§ GIVEN INSTRUCTION: Reproduce the listing below character for character; drop every image.

§ RECORDS SUPPLIED:
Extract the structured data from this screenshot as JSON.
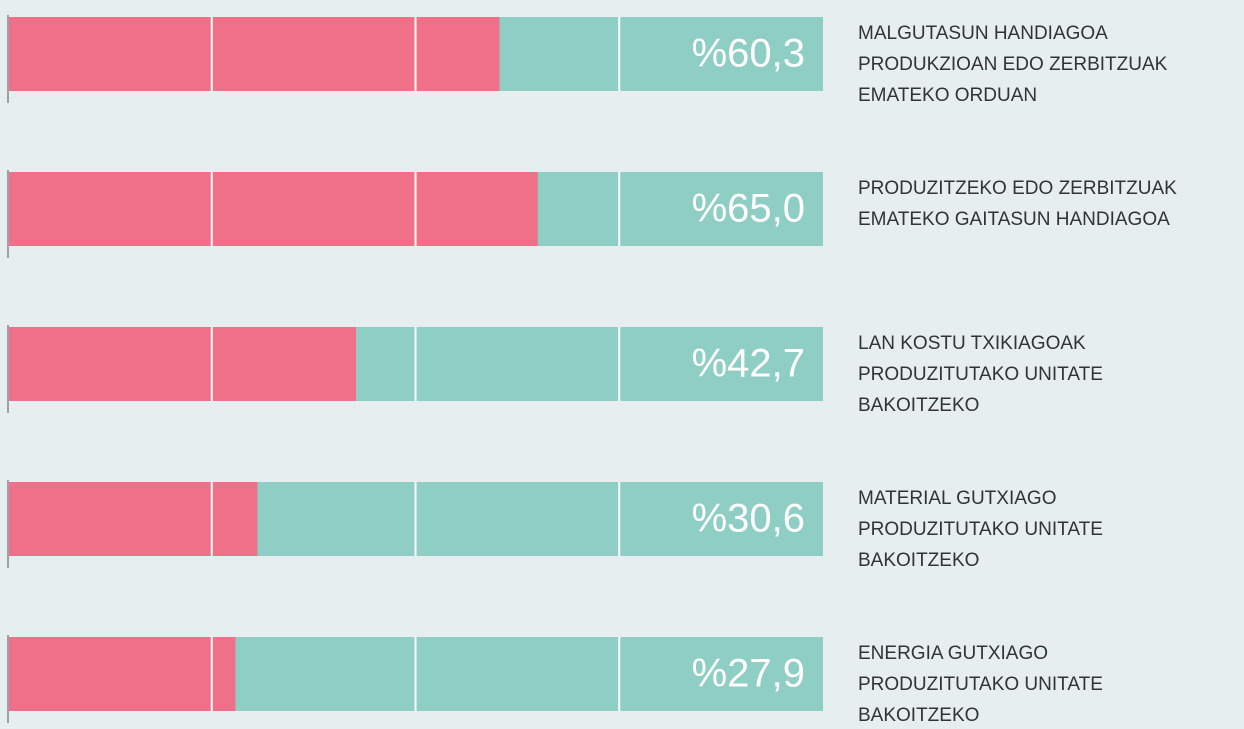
{
  "chart_data": {
    "type": "bar",
    "orientation": "horizontal",
    "categories": [
      [
        "MALGUTASUN HANDIAGOA",
        "PRODUKZIOAN EDO ZERBITZUAK",
        "EMATEKO ORDUAN"
      ],
      [
        "PRODUZITZEKO EDO ZERBITZUAK",
        "EMATEKO GAITASUN HANDIAGOA"
      ],
      [
        "LAN KOSTU TXIKIAGOAK",
        "PRODUZITUTAKO UNITATE",
        "BAKOITZEKO"
      ],
      [
        "MATERIAL GUTXIAGO",
        "PRODUZITUTAKO UNITATE",
        "BAKOITZEKO"
      ],
      [
        "ENERGIA GUTXIAGO",
        "PRODUZITUTAKO UNITATE",
        "BAKOITZEKO"
      ]
    ],
    "values": [
      60.3,
      65.0,
      42.7,
      30.6,
      27.9
    ],
    "value_labels": [
      "%60,3",
      "%65,0",
      "%42,7",
      "%30,6",
      "%27,9"
    ],
    "color": "#ef7088",
    "remainder_color": "#8fcec4",
    "xlim": [
      0,
      100
    ],
    "xticks": [
      25,
      50,
      75
    ],
    "grid": true
  }
}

§ THE OUTPUT:
Extract the structured data from this screenshot as JSON.
{
  "chart_data": {
    "type": "bar",
    "orientation": "horizontal",
    "categories": [
      [
        "MALGUTASUN HANDIAGOA",
        "PRODUKZIOAN EDO ZERBITZUAK",
        "EMATEKO ORDUAN"
      ],
      [
        "PRODUZITZEKO EDO ZERBITZUAK",
        "EMATEKO GAITASUN HANDIAGOA"
      ],
      [
        "LAN KOSTU TXIKIAGOAK",
        "PRODUZITUTAKO UNITATE",
        "BAKOITZEKO"
      ],
      [
        "MATERIAL GUTXIAGO",
        "PRODUZITUTAKO UNITATE",
        "BAKOITZEKO"
      ],
      [
        "ENERGIA GUTXIAGO",
        "PRODUZITUTAKO UNITATE",
        "BAKOITZEKO"
      ]
    ],
    "values": [
      60.3,
      65.0,
      42.7,
      30.6,
      27.9
    ],
    "value_labels": [
      "%60,3",
      "%65,0",
      "%42,7",
      "%30,6",
      "%27,9"
    ],
    "color": "#ef7088",
    "remainder_color": "#8fcec4",
    "xlim": [
      0,
      100
    ],
    "xticks": [
      25,
      50,
      75
    ],
    "grid": true
  }
}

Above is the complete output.